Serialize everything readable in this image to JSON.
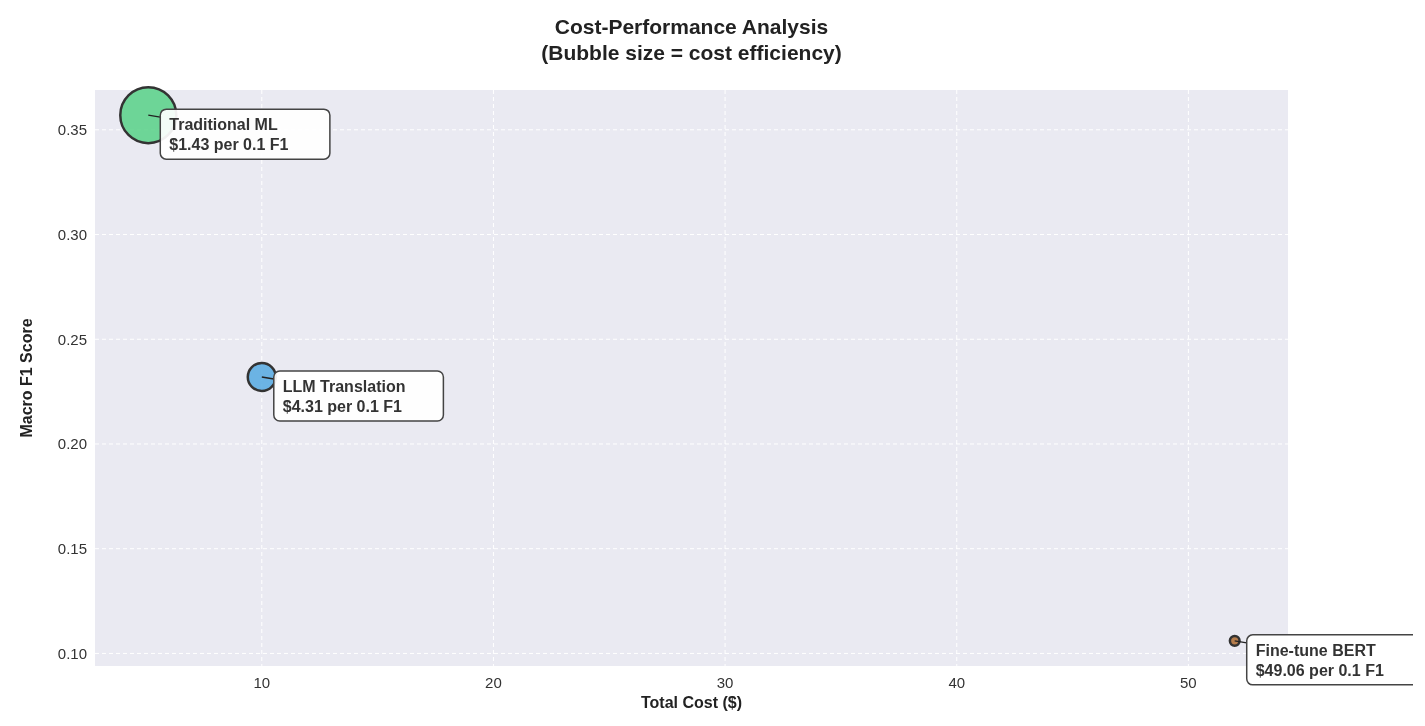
{
  "chart_data": {
    "type": "bubble",
    "title": "Cost-Performance Analysis\n(Bubble size = cost efficiency)",
    "xlabel": "Total Cost ($)",
    "ylabel": "Macro F1 Score",
    "x": [
      5.1,
      10,
      52.0
    ],
    "values": [
      0.357,
      0.232,
      0.106
    ],
    "sizes": [
      1,
      0.25,
      0.03
    ],
    "colors": [
      "#5fd38d",
      "#5dade2",
      "#b0713a"
    ],
    "xlim": [
      2.8,
      54.3
    ],
    "xticks": [
      10,
      20,
      30,
      40,
      50
    ],
    "ylim": [
      0.094,
      0.369
    ],
    "yticks": [
      {
        "value": 0.1,
        "label": "0.10"
      },
      {
        "value": 0.15,
        "label": "0.15"
      },
      {
        "value": 0.2,
        "label": "0.20"
      },
      {
        "value": 0.25,
        "label": "0.25"
      },
      {
        "value": 0.3,
        "label": "0.30"
      },
      {
        "value": 0.35,
        "label": "0.35"
      }
    ],
    "grid": true,
    "annotations": [
      {
        "text": "Traditional ML\n$1.43 per 0.1 F1",
        "x": 5.1,
        "y": 0.357
      },
      {
        "text": "LLM Translation\n$4.31 per 0.1 F1",
        "x": 10,
        "y": 0.232
      },
      {
        "text": "Fine-tune BERT\n$49.06 per 0.1 F1",
        "x": 52.0,
        "y": 0.106
      }
    ]
  }
}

..........

• TASK TO CARRY OUT:
Check each line of the records above for the string "Cost", and report every line that has it.

• RESPONSE:
    "title": "Cost-Performance Analysis\n(Bubble size = cost efficiency)",
    "xlabel": "Total Cost ($)",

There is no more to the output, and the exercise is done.